- [TASK REQUIREMENTS]:
Repeat the whole of the data, keeping every detail the same.

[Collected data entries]
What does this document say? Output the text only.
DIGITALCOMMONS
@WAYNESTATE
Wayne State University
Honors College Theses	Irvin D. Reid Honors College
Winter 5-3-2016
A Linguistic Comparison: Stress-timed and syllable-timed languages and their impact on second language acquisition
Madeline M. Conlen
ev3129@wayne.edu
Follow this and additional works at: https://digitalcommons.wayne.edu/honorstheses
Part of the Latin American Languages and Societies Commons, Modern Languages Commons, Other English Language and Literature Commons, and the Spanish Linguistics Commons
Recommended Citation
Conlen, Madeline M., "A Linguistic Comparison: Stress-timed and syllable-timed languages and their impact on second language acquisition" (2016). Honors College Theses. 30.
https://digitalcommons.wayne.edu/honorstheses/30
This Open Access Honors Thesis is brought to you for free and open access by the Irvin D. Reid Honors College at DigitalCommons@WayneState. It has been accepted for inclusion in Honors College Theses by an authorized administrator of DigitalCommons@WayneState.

- [RESULT]:
What does this document say? Output the text only.
DIGITALCOMMONS
@WAYNESTATE
Wayne State University
Honors College Theses	Irvin D. Reid Honors College
Winter 5-3-2016
A Linguistic Comparison: Stress-timed and syllable-timed languages and their impact on second language acquisition
Madeline M. Conlen
ev3129@wayne.edu
Follow this and additional works at: https://digitalcommons.wayne.edu/honorstheses
Part of the Latin American Languages and Societies Commons, Modern Languages Commons, Other English Language and Literature Commons, and the Spanish Linguistics Commons
Recommended Citation
Conlen, Madeline M., "A Linguistic Comparison: Stress-timed and syllable-timed languages and their impact on second language acquisition" (2016). Honors College Theses. 30.
https://digitalcommons.wayne.edu/honorstheses/30
This Open Access Honors Thesis is brought to you for free and open access by the Irvin D. Reid Honors College at DigitalCommons@WayneState. It has been accepted for inclusion in Honors College Theses by an authorized administrator of DigitalCommons@WayneState.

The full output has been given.